_What you need to do_.
Leave out the pictures, then reproduce the rest of the material exactly.

━━━ Data listing ━━━

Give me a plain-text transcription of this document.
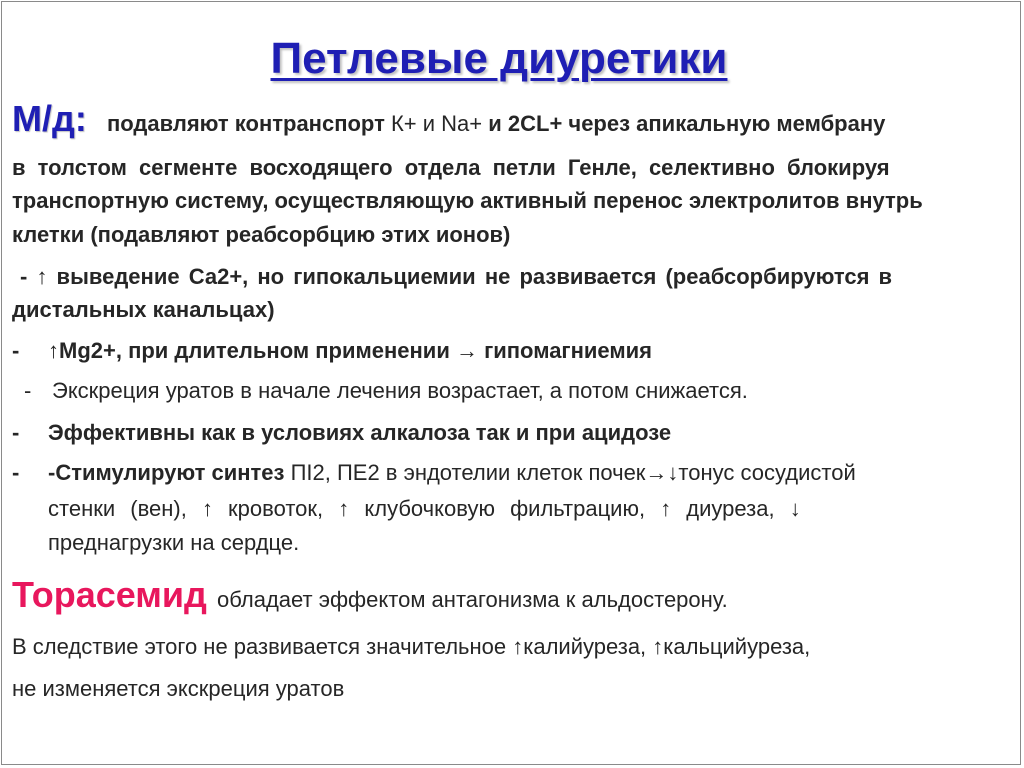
Петлевые диуретики
М/д: подавляют контранспорт К+ и Na+ и 2CL+ через апикальную мембрану
в толстом сегменте восходящего отдела петли Генле, селективно блокируя
транспортную систему, осуществляющую активный перенос электролитов внутрь
клетки (подавляют реабсорбцию этих ионов)
- ↑ выведение Са2+, но гипокальциемии не развивается (реабсорбируются в
дистальных канальцах)
- ↑Mg2+, при длительном применении → гипомагниемия
- Экскреция уратов в начале лечения возрастает, а потом снижается.
- Эффективны как в условиях алкалоза так и при ацидозе
- -Стимулируют синтез ПІ2, ПЕ2 в эндотелии клеток почек→↓тонус сосудистой
стенки (вен), ↑ кровоток, ↑ клубочковую фильтрацию, ↑ диуреза, ↓
преднагрузки на сердце.
Торасемид обладает эффектом антагонизма к альдостерону.
В следствие этого не развивается значительное ↑калийуреза, ↑кальцийуреза,
не изменяется экскреция уратов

━━━

_Response for this exercise_.
Give me a plain-text transcription of this document.
Петлевые диуретики
М/д: подавляют контранспорт К+ и Na+ и 2CL+ через апикальную мембрану
в толстом сегменте восходящего отдела петли Генле, селективно блокируя
транспортную систему, осуществляющую активный перенос электролитов внутрь
клетки (подавляют реабсорбцию этих ионов)
- ↑ выведение Са2+, но гипокальциемии не развивается (реабсорбируются в
дистальных канальцах)
- ↑Mg2+, при длительном применении → гипомагниемия
- Экскреция уратов в начале лечения возрастает, а потом снижается.
- Эффективны как в условиях алкалоза так и при ацидозе
- -Стимулируют синтез ПІ2, ПЕ2 в эндотелии клеток почек→↓тонус сосудистой
стенки (вен), ↑ кровоток, ↑ клубочковую фильтрацию, ↑ диуреза, ↓
преднагрузки на сердце.
Торасемид обладает эффектом антагонизма к альдостерону.
В следствие этого не развивается значительное ↑калийуреза, ↑кальцийуреза,
не изменяется экскреция уратов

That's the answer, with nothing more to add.